**Challenge**
Update the lines below so that every "depth" becomes "water depth", and leave everything else unchanged.
※
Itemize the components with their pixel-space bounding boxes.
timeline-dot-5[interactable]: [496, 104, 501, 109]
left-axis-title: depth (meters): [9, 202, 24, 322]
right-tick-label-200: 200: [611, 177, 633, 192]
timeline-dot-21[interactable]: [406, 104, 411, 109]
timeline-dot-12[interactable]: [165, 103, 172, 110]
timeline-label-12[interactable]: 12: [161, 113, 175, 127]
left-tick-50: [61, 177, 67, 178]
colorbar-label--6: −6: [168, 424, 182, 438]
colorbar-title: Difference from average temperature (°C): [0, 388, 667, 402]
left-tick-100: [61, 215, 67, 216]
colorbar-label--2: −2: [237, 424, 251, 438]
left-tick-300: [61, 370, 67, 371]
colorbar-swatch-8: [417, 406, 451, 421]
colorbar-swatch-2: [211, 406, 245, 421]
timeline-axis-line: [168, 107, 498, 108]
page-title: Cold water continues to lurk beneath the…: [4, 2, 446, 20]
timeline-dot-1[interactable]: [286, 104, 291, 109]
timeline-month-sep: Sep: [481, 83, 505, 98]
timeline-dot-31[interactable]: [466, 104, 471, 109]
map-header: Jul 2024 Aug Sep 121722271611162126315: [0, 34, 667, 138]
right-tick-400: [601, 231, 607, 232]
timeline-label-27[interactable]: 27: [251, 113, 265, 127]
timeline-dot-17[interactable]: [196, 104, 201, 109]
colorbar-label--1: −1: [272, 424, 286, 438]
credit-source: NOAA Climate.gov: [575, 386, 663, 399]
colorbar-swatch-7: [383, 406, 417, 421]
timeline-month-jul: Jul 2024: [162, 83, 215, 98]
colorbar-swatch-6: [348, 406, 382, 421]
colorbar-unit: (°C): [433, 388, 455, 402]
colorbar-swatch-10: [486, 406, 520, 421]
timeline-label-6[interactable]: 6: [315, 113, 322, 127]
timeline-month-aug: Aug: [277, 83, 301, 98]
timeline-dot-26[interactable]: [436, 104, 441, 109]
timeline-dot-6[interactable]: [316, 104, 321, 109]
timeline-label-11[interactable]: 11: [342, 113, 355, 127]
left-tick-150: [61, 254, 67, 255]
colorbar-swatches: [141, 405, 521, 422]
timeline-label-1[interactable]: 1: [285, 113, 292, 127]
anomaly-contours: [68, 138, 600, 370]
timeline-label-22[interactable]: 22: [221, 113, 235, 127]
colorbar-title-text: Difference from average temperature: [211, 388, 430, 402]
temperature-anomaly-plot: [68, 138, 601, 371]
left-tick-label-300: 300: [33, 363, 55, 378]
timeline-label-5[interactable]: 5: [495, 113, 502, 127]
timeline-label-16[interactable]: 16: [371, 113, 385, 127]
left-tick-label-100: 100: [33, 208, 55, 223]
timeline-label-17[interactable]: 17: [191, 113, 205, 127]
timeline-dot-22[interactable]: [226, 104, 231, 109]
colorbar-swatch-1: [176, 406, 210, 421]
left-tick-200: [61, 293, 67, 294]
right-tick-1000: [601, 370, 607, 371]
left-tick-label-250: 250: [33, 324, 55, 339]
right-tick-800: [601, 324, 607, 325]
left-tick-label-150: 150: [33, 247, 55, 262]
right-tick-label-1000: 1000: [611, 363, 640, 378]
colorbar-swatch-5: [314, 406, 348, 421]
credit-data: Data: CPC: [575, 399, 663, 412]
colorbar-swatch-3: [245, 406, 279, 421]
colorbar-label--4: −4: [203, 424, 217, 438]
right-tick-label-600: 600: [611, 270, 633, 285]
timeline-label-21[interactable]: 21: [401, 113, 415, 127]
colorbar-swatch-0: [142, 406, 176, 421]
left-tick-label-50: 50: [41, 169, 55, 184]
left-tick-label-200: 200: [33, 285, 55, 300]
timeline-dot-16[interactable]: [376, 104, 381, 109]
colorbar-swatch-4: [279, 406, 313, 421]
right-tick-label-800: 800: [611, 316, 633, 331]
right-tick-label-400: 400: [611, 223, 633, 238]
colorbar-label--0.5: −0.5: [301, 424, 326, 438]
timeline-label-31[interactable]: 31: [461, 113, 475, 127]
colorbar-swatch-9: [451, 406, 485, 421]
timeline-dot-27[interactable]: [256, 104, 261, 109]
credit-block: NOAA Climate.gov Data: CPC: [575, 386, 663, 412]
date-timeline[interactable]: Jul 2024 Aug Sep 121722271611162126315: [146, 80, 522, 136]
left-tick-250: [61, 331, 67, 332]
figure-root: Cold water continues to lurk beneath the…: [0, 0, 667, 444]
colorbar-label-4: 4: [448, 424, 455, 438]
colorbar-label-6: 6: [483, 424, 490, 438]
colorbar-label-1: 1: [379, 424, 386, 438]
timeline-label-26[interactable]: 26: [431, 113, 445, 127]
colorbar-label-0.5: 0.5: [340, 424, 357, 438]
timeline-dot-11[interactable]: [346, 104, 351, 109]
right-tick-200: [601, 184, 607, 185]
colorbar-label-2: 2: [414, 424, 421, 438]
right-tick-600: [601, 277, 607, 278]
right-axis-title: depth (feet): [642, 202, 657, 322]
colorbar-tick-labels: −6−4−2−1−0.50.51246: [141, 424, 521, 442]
※
**Complete answer**
Itemize the components with their pixel-space bounding boxes.
timeline-dot-5[interactable]: [496, 104, 501, 109]
left-axis-title: water depth (meters): [9, 202, 24, 322]
right-tick-label-200: 200: [611, 177, 633, 192]
timeline-dot-21[interactable]: [406, 104, 411, 109]
timeline-dot-12[interactable]: [165, 103, 172, 110]
timeline-label-12[interactable]: 12: [161, 113, 175, 127]
left-tick-50: [61, 177, 67, 178]
colorbar-label--6: −6: [168, 424, 182, 438]
colorbar-title: Difference from average temperature (°C): [0, 388, 667, 402]
left-tick-100: [61, 215, 67, 216]
colorbar-label--2: −2: [237, 424, 251, 438]
left-tick-300: [61, 370, 67, 371]
colorbar-swatch-8: [417, 406, 451, 421]
colorbar-swatch-2: [211, 406, 245, 421]
timeline-axis-line: [168, 107, 498, 108]
page-title: Cold water continues to lurk beneath the…: [4, 2, 446, 20]
timeline-dot-1[interactable]: [286, 104, 291, 109]
timeline-month-sep: Sep: [481, 83, 505, 98]
timeline-dot-31[interactable]: [466, 104, 471, 109]
map-header: Jul 2024 Aug Sep 121722271611162126315: [0, 34, 667, 138]
right-tick-400: [601, 231, 607, 232]
timeline-label-27[interactable]: 27: [251, 113, 265, 127]
timeline-dot-17[interactable]: [196, 104, 201, 109]
colorbar-label--1: −1: [272, 424, 286, 438]
credit-source: NOAA Climate.gov: [575, 386, 663, 399]
colorbar-swatch-7: [383, 406, 417, 421]
timeline-month-jul: Jul 2024: [162, 83, 215, 98]
colorbar-swatch-6: [348, 406, 382, 421]
colorbar-unit: (°C): [433, 388, 455, 402]
colorbar-swatch-10: [486, 406, 520, 421]
timeline-label-6[interactable]: 6: [315, 113, 322, 127]
timeline-month-aug: Aug: [277, 83, 301, 98]
timeline-dot-26[interactable]: [436, 104, 441, 109]
timeline-dot-6[interactable]: [316, 104, 321, 109]
timeline-label-11[interactable]: 11: [342, 113, 355, 127]
left-tick-150: [61, 254, 67, 255]
colorbar-swatches: [141, 405, 521, 422]
timeline-label-1[interactable]: 1: [285, 113, 292, 127]
anomaly-contours: [68, 138, 600, 370]
timeline-label-22[interactable]: 22: [221, 113, 235, 127]
colorbar-title-text: Difference from average temperature: [211, 388, 430, 402]
temperature-anomaly-plot: [68, 138, 601, 371]
left-tick-label-300: 300: [33, 363, 55, 378]
timeline-label-5[interactable]: 5: [495, 113, 502, 127]
timeline-label-16[interactable]: 16: [371, 113, 385, 127]
left-tick-label-100: 100: [33, 208, 55, 223]
timeline-label-17[interactable]: 17: [191, 113, 205, 127]
timeline-dot-22[interactable]: [226, 104, 231, 109]
colorbar-swatch-1: [176, 406, 210, 421]
left-tick-200: [61, 293, 67, 294]
right-tick-1000: [601, 370, 607, 371]
left-tick-label-250: 250: [33, 324, 55, 339]
right-tick-800: [601, 324, 607, 325]
left-tick-label-150: 150: [33, 247, 55, 262]
right-tick-label-1000: 1000: [611, 363, 640, 378]
colorbar-swatch-5: [314, 406, 348, 421]
credit-data: Data: CPC: [575, 399, 663, 412]
colorbar-swatch-3: [245, 406, 279, 421]
colorbar-label--4: −4: [203, 424, 217, 438]
right-tick-label-600: 600: [611, 270, 633, 285]
timeline-label-21[interactable]: 21: [401, 113, 415, 127]
colorbar-swatch-0: [142, 406, 176, 421]
left-tick-label-50: 50: [41, 169, 55, 184]
left-tick-label-200: 200: [33, 285, 55, 300]
timeline-dot-16[interactable]: [376, 104, 381, 109]
colorbar-swatch-4: [279, 406, 313, 421]
right-tick-label-800: 800: [611, 316, 633, 331]
right-tick-label-400: 400: [611, 223, 633, 238]
colorbar-label--0.5: −0.5: [301, 424, 326, 438]
timeline-label-31[interactable]: 31: [461, 113, 475, 127]
colorbar-swatch-9: [451, 406, 485, 421]
timeline-dot-27[interactable]: [256, 104, 261, 109]
credit-block: NOAA Climate.gov Data: CPC: [575, 386, 663, 412]
date-timeline[interactable]: Jul 2024 Aug Sep 121722271611162126315: [146, 80, 522, 136]
left-tick-250: [61, 331, 67, 332]
figure-root: Cold water continues to lurk beneath the…: [0, 0, 667, 444]
colorbar-label-4: 4: [448, 424, 455, 438]
colorbar-label-6: 6: [483, 424, 490, 438]
colorbar-label-1: 1: [379, 424, 386, 438]
timeline-label-26[interactable]: 26: [431, 113, 445, 127]
colorbar-label-0.5: 0.5: [340, 424, 357, 438]
timeline-dot-11[interactable]: [346, 104, 351, 109]
right-tick-200: [601, 184, 607, 185]
colorbar-label-2: 2: [414, 424, 421, 438]
right-tick-600: [601, 277, 607, 278]
right-axis-title: water depth (feet): [642, 202, 657, 322]
colorbar-tick-labels: −6−4−2−1−0.50.51246: [141, 424, 521, 442]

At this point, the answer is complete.